[Task description]
Show, in full, each line of the data that contains "RODZINNY".

[Input]
+++++

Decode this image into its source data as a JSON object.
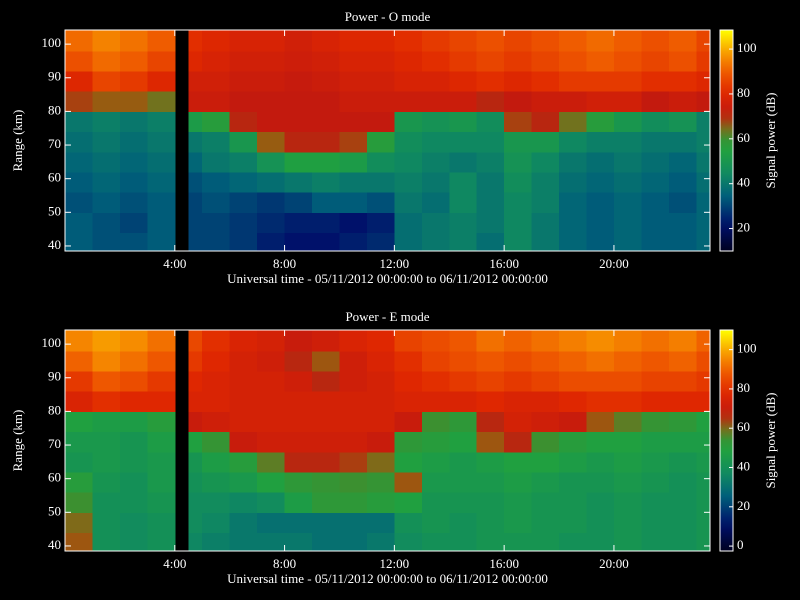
{
  "chart_data": [
    {
      "type": "heatmap",
      "title": "Power - O mode",
      "x_label": "Universal time - 05/11/2012 00:00:00 to 06/11/2012 00:00:00",
      "y_label": "Range (km)",
      "colorbar_label": "Signal power (dB)",
      "x": [
        0,
        1,
        2,
        3,
        4,
        4.5,
        5,
        6,
        7,
        8,
        9,
        10,
        11,
        12,
        13,
        14,
        15,
        16,
        17,
        18,
        19,
        20,
        21,
        22,
        23,
        23.5
      ],
      "y": [
        38.5,
        44,
        50,
        56,
        62,
        68,
        74,
        80,
        86,
        92,
        98,
        104.2
      ],
      "z": [
        [
          34,
          32,
          32,
          34,
          null,
          30,
          30,
          28,
          24,
          22,
          22,
          24,
          26,
          38,
          40,
          42,
          38,
          44,
          40,
          36,
          34,
          36,
          34,
          34,
          36
        ],
        [
          34,
          32,
          30,
          34,
          null,
          30,
          30,
          28,
          26,
          24,
          24,
          22,
          24,
          38,
          40,
          42,
          40,
          44,
          40,
          36,
          34,
          36,
          34,
          34,
          36
        ],
        [
          32,
          34,
          32,
          34,
          null,
          30,
          32,
          30,
          28,
          30,
          34,
          34,
          32,
          40,
          38,
          44,
          40,
          44,
          42,
          36,
          34,
          36,
          34,
          32,
          36
        ],
        [
          34,
          36,
          34,
          36,
          null,
          32,
          34,
          36,
          38,
          40,
          42,
          40,
          40,
          42,
          40,
          44,
          40,
          46,
          42,
          38,
          36,
          38,
          36,
          34,
          38
        ],
        [
          36,
          38,
          36,
          38,
          null,
          36,
          40,
          42,
          48,
          54,
          54,
          52,
          46,
          44,
          42,
          40,
          42,
          48,
          44,
          40,
          38,
          40,
          38,
          36,
          40
        ],
        [
          38,
          40,
          38,
          40,
          null,
          40,
          42,
          50,
          66,
          70,
          70,
          68,
          56,
          46,
          44,
          44,
          44,
          50,
          50,
          44,
          42,
          42,
          40,
          40,
          42
        ],
        [
          40,
          42,
          40,
          42,
          null,
          52,
          56,
          70,
          72,
          72,
          72,
          72,
          72,
          50,
          48,
          50,
          46,
          68,
          70,
          64,
          56,
          50,
          46,
          48,
          42
        ],
        [
          68,
          66,
          66,
          64,
          null,
          74,
          74,
          72,
          72,
          72,
          72,
          74,
          74,
          74,
          74,
          74,
          70,
          72,
          74,
          74,
          76,
          76,
          72,
          74,
          72
        ],
        [
          80,
          86,
          84,
          80,
          null,
          76,
          76,
          74,
          74,
          73,
          74,
          76,
          76,
          78,
          78,
          80,
          82,
          80,
          82,
          84,
          84,
          84,
          82,
          82,
          80
        ],
        [
          88,
          92,
          90,
          86,
          null,
          80,
          78,
          76,
          76,
          75,
          76,
          78,
          78,
          80,
          82,
          84,
          86,
          84,
          86,
          88,
          90,
          88,
          86,
          88,
          84
        ],
        [
          92,
          95,
          93,
          90,
          null,
          82,
          80,
          78,
          78,
          76,
          78,
          80,
          80,
          82,
          84,
          86,
          88,
          86,
          88,
          90,
          92,
          90,
          88,
          90,
          86
        ]
      ],
      "xlim": [
        0,
        23.5
      ],
      "ylim": [
        38.5,
        104.2
      ],
      "zlim": [
        10,
        108.5
      ],
      "xticks": [
        {
          "value": 4,
          "label": "4:00"
        },
        {
          "value": 8,
          "label": "8:00"
        },
        {
          "value": 12,
          "label": "12:00"
        },
        {
          "value": 16,
          "label": "16:00"
        },
        {
          "value": 20,
          "label": "20:00"
        }
      ],
      "yticks": [
        40,
        50,
        60,
        70,
        80,
        90,
        100
      ],
      "zticks": [
        20,
        40,
        60,
        80,
        100
      ]
    },
    {
      "type": "heatmap",
      "title": "Power - E mode",
      "x_label": "Universal time - 05/11/2012 00:00:00 to 06/11/2012 00:00:00",
      "y_label": "Range (km)",
      "colorbar_label": "Signal power (dB)",
      "x": [
        0,
        1,
        2,
        3,
        4,
        4.5,
        5,
        6,
        7,
        8,
        9,
        10,
        11,
        12,
        13,
        14,
        15,
        16,
        17,
        18,
        19,
        20,
        21,
        22,
        23,
        23.5
      ],
      "y": [
        38.5,
        44,
        50,
        56,
        62,
        68,
        74,
        80,
        86,
        92,
        98,
        104.2
      ],
      "z": [
        [
          62,
          40,
          38,
          40,
          null,
          36,
          34,
          32,
          32,
          32,
          30,
          30,
          32,
          38,
          40,
          40,
          42,
          42,
          42,
          40,
          40,
          42,
          40,
          40,
          42
        ],
        [
          60,
          40,
          38,
          40,
          null,
          38,
          36,
          32,
          30,
          30,
          30,
          30,
          30,
          40,
          42,
          40,
          42,
          44,
          42,
          42,
          40,
          42,
          40,
          40,
          42
        ],
        [
          56,
          40,
          40,
          42,
          null,
          38,
          38,
          36,
          38,
          46,
          52,
          52,
          50,
          48,
          42,
          42,
          42,
          44,
          42,
          42,
          40,
          42,
          40,
          40,
          42
        ],
        [
          50,
          42,
          40,
          44,
          null,
          40,
          42,
          44,
          48,
          52,
          54,
          56,
          54,
          62,
          44,
          44,
          44,
          46,
          44,
          42,
          42,
          44,
          42,
          40,
          42
        ],
        [
          42,
          44,
          42,
          44,
          null,
          42,
          46,
          50,
          58,
          66,
          66,
          64,
          60,
          48,
          46,
          44,
          46,
          48,
          48,
          46,
          44,
          46,
          44,
          42,
          44
        ],
        [
          44,
          44,
          42,
          46,
          null,
          48,
          54,
          70,
          72,
          72,
          72,
          72,
          70,
          52,
          50,
          48,
          62,
          66,
          56,
          50,
          48,
          48,
          46,
          46,
          46
        ],
        [
          48,
          46,
          46,
          50,
          null,
          70,
          72,
          74,
          74,
          74,
          74,
          74,
          74,
          70,
          56,
          52,
          66,
          74,
          72,
          70,
          62,
          58,
          54,
          52,
          48
        ],
        [
          76,
          80,
          78,
          78,
          null,
          76,
          76,
          74,
          74,
          74,
          74,
          74,
          74,
          76,
          76,
          76,
          78,
          76,
          76,
          78,
          80,
          80,
          78,
          78,
          78
        ],
        [
          82,
          88,
          86,
          82,
          null,
          78,
          76,
          74,
          74,
          72,
          66,
          72,
          74,
          78,
          80,
          82,
          84,
          82,
          84,
          86,
          86,
          86,
          84,
          84,
          82
        ],
        [
          90,
          95,
          92,
          88,
          null,
          82,
          78,
          74,
          72,
          66,
          62,
          72,
          76,
          80,
          84,
          86,
          88,
          86,
          88,
          90,
          92,
          90,
          88,
          90,
          86
        ],
        [
          95,
          98,
          96,
          92,
          null,
          85,
          80,
          76,
          74,
          70,
          72,
          76,
          78,
          84,
          86,
          88,
          92,
          90,
          92,
          94,
          96,
          94,
          92,
          94,
          90
        ]
      ],
      "xlim": [
        0,
        23.5
      ],
      "ylim": [
        38.5,
        104.2
      ],
      "zlim": [
        -2.5,
        110
      ],
      "xticks": [
        {
          "value": 4,
          "label": "4:00"
        },
        {
          "value": 8,
          "label": "8:00"
        },
        {
          "value": 12,
          "label": "12:00"
        },
        {
          "value": 16,
          "label": "16:00"
        },
        {
          "value": 20,
          "label": "20:00"
        }
      ],
      "yticks": [
        40,
        50,
        60,
        70,
        80,
        90,
        100
      ],
      "zticks": [
        0,
        20,
        40,
        60,
        80,
        100
      ]
    }
  ]
}
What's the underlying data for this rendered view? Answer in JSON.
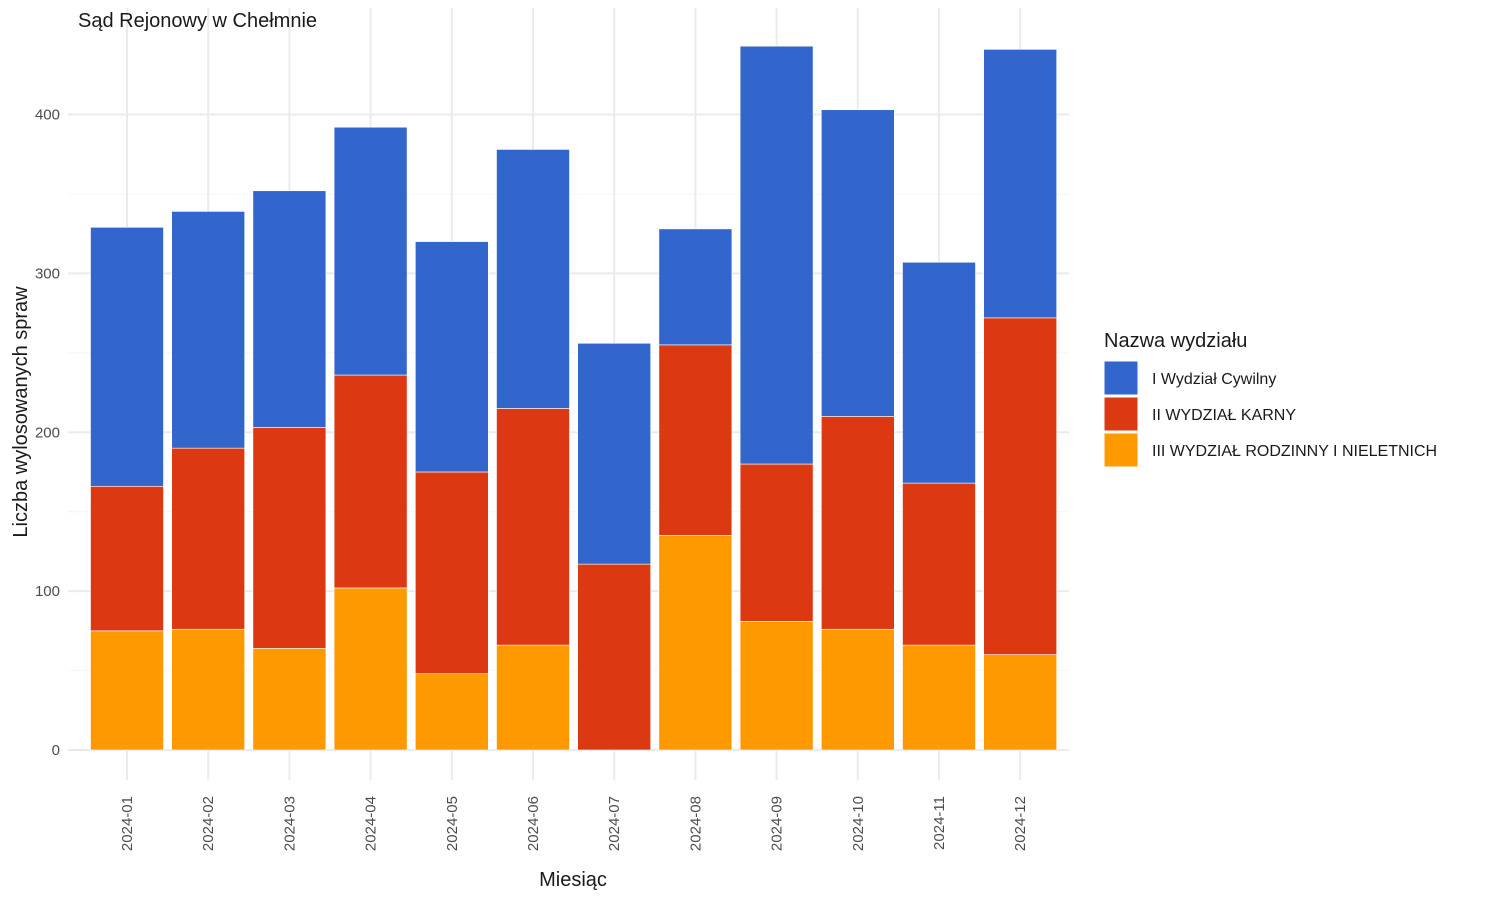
{
  "chart_data": {
    "type": "bar",
    "stacked": true,
    "title": "Sąd Rejonowy w Chełmnie",
    "xlabel": "Miesiąc",
    "ylabel": "Liczba wylosowanych spraw",
    "ylim": [
      0,
      445
    ],
    "yticks": [
      0,
      100,
      200,
      300,
      400
    ],
    "grid": true,
    "legend": {
      "title": "Nazwa wydziału",
      "position": "right"
    },
    "categories": [
      "2024-01",
      "2024-02",
      "2024-03",
      "2024-04",
      "2024-05",
      "2024-06",
      "2024-07",
      "2024-08",
      "2024-09",
      "2024-10",
      "2024-11",
      "2024-12"
    ],
    "series": [
      {
        "name": "III WYDZIAŁ RODZINNY I NIELETNICH",
        "color": "#FF9900",
        "values": [
          75,
          76,
          64,
          102,
          48,
          66,
          0,
          135,
          81,
          76,
          66,
          60
        ]
      },
      {
        "name": "II WYDZIAŁ KARNY",
        "color": "#DC3912",
        "values": [
          91,
          114,
          139,
          134,
          127,
          149,
          117,
          120,
          99,
          134,
          102,
          212
        ]
      },
      {
        "name": "I Wydział Cywilny",
        "color": "#3366CC",
        "values": [
          163,
          149,
          149,
          156,
          145,
          163,
          139,
          73,
          263,
          193,
          139,
          169
        ]
      }
    ],
    "legend_order": [
      "I Wydział Cywilny",
      "II WYDZIAŁ KARNY",
      "III WYDZIAŁ RODZINNY I NIELETNICH"
    ]
  }
}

+++++

[Answer for this exercise]
        "name": "III WYDZIAŁ RODZINNY I NIELETNICH",
      "III WYDZIAŁ RODZINNY I NIELETNICH"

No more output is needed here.